Exercise requirements =
All the data should be repeated exactly. Any image in it is left out.

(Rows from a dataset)

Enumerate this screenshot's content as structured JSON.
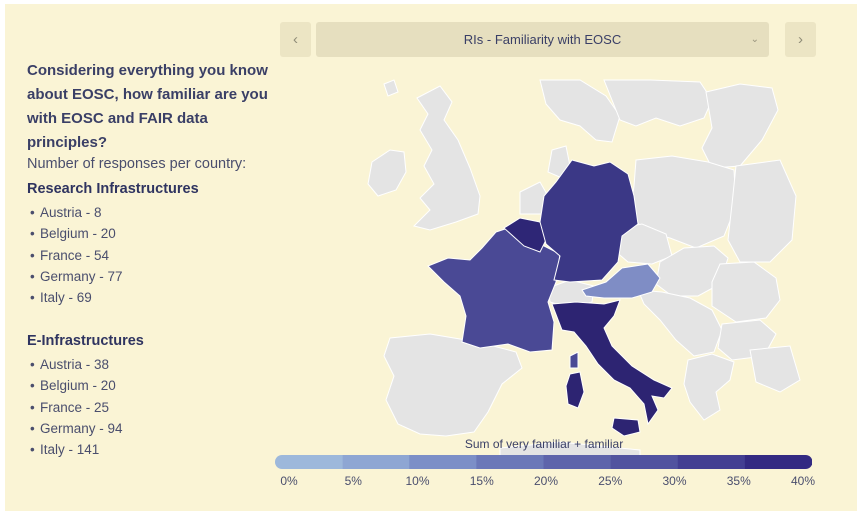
{
  "question": "Considering everything you know about EOSC, how familiar are you with EOSC and FAIR data principles?",
  "responses_heading": "Number of responses per country:",
  "groups": [
    {
      "title": "Research Infrastructures",
      "items": [
        {
          "country": "Austria",
          "count": "8"
        },
        {
          "country": "Belgium",
          "count": "20"
        },
        {
          "country": "France",
          "count": "54"
        },
        {
          "country": "Germany",
          "count": "77"
        },
        {
          "country": "Italy",
          "count": "69"
        }
      ]
    },
    {
      "title": "E-Infrastructures",
      "items": [
        {
          "country": "Austria",
          "count": "38"
        },
        {
          "country": "Belgium",
          "count": "20"
        },
        {
          "country": "France",
          "count": "25"
        },
        {
          "country": "Germany",
          "count": "94"
        },
        {
          "country": "Italy",
          "count": "141"
        }
      ]
    }
  ],
  "selector": {
    "current": "RIs - Familiarity with EOSC",
    "prev_icon": "chevron-left-icon",
    "next_icon": "chevron-right-icon",
    "dropdown_icon": "chevron-down-icon"
  },
  "legend": {
    "title": "Sum of very familiar + familiar",
    "ticks": [
      "0%",
      "5%",
      "10%",
      "15%",
      "20%",
      "25%",
      "30%",
      "35%",
      "40%"
    ],
    "colors": [
      "#9db8db",
      "#8ea6d3",
      "#7c8fc7",
      "#6b78b8",
      "#5e64ab",
      "#51539f",
      "#433f92",
      "#332a82"
    ]
  },
  "map_colors": {
    "no_data": "#e4e4e4",
    "border": "#ffffff",
    "Belgium": "#2e2676",
    "Germany": "#3b3886",
    "France": "#4a4995",
    "Austria": "#7f8dc5",
    "Italy": "#2d2472"
  }
}
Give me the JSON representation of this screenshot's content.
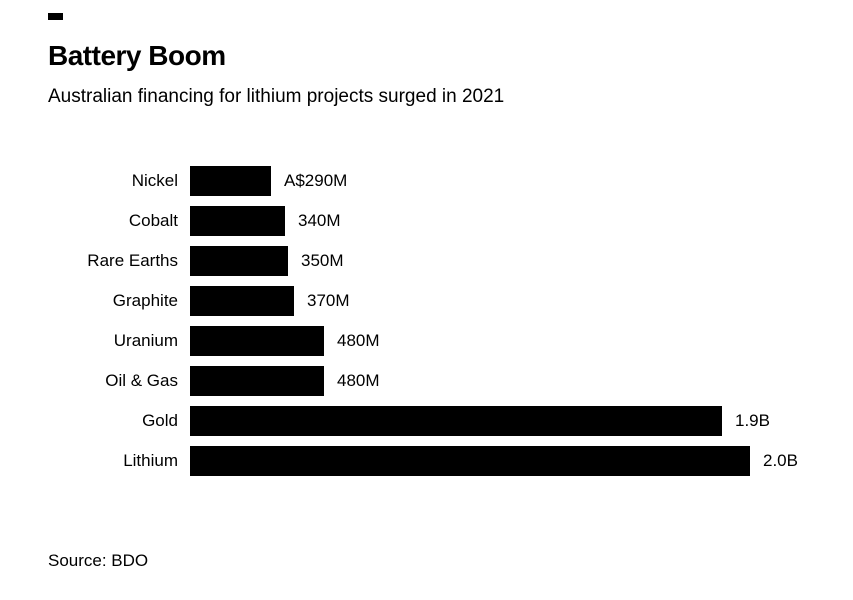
{
  "header": {
    "title": "Battery Boom",
    "subtitle": "Australian financing for lithium projects surged in 2021"
  },
  "footer": {
    "source": "Source: BDO"
  },
  "colors": {
    "bar": "#000000",
    "text": "#000000",
    "background": "#ffffff"
  },
  "chart_data": {
    "type": "bar",
    "orientation": "horizontal",
    "title": "Battery Boom",
    "subtitle": "Australian financing for lithium projects surged in 2021",
    "source": "Source: BDO",
    "categories": [
      "Nickel",
      "Cobalt",
      "Rare Earths",
      "Graphite",
      "Uranium",
      "Oil & Gas",
      "Gold",
      "Lithium"
    ],
    "values": [
      290,
      340,
      350,
      370,
      480,
      480,
      1900,
      2000
    ],
    "value_labels": [
      "A$290M",
      "340M",
      "350M",
      "370M",
      "480M",
      "480M",
      "1.9B",
      "2.0B"
    ],
    "unit": "A$ millions",
    "xlim": [
      0,
      2000
    ],
    "grid": false,
    "legend": false,
    "bar_color": "#000000"
  }
}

Answer to this exercise =
Enumerate this screenshot's content as structured JSON.
{
  "question": "Considering everything you know about EOSC, how familiar are you with EOSC and FAIR data principles?",
  "responses_heading": "Number of responses per country:",
  "groups": [
    {
      "title": "Research Infrastructures",
      "items": [
        {
          "country": "Austria",
          "count": "8"
        },
        {
          "country": "Belgium",
          "count": "20"
        },
        {
          "country": "France",
          "count": "54"
        },
        {
          "country": "Germany",
          "count": "77"
        },
        {
          "country": "Italy",
          "count": "69"
        }
      ]
    },
    {
      "title": "E-Infrastructures",
      "items": [
        {
          "country": "Austria",
          "count": "38"
        },
        {
          "country": "Belgium",
          "count": "20"
        },
        {
          "country": "France",
          "count": "25"
        },
        {
          "country": "Germany",
          "count": "94"
        },
        {
          "country": "Italy",
          "count": "141"
        }
      ]
    }
  ],
  "selector": {
    "current": "RIs - Familiarity with EOSC",
    "prev_icon": "chevron-left-icon",
    "next_icon": "chevron-right-icon",
    "dropdown_icon": "chevron-down-icon"
  },
  "legend": {
    "title": "Sum of very familiar + familiar",
    "ticks": [
      "0%",
      "5%",
      "10%",
      "15%",
      "20%",
      "25%",
      "30%",
      "35%",
      "40%"
    ],
    "colors": [
      "#9db8db",
      "#8ea6d3",
      "#7c8fc7",
      "#6b78b8",
      "#5e64ab",
      "#51539f",
      "#433f92",
      "#332a82"
    ]
  },
  "map_colors": {
    "no_data": "#e4e4e4",
    "border": "#ffffff",
    "Belgium": "#2e2676",
    "Germany": "#3b3886",
    "France": "#4a4995",
    "Austria": "#7f8dc5",
    "Italy": "#2d2472"
  }
}
Give me the JSON representation of this screenshot's content.
{
  "header": {
    "title": "Battery Boom",
    "subtitle": "Australian financing for lithium projects surged in 2021"
  },
  "footer": {
    "source": "Source: BDO"
  },
  "colors": {
    "bar": "#000000",
    "text": "#000000",
    "background": "#ffffff"
  },
  "chart_data": {
    "type": "bar",
    "orientation": "horizontal",
    "title": "Battery Boom",
    "subtitle": "Australian financing for lithium projects surged in 2021",
    "source": "Source: BDO",
    "categories": [
      "Nickel",
      "Cobalt",
      "Rare Earths",
      "Graphite",
      "Uranium",
      "Oil & Gas",
      "Gold",
      "Lithium"
    ],
    "values": [
      290,
      340,
      350,
      370,
      480,
      480,
      1900,
      2000
    ],
    "value_labels": [
      "A$290M",
      "340M",
      "350M",
      "370M",
      "480M",
      "480M",
      "1.9B",
      "2.0B"
    ],
    "unit": "A$ millions",
    "xlim": [
      0,
      2000
    ],
    "grid": false,
    "legend": false,
    "bar_color": "#000000"
  }
}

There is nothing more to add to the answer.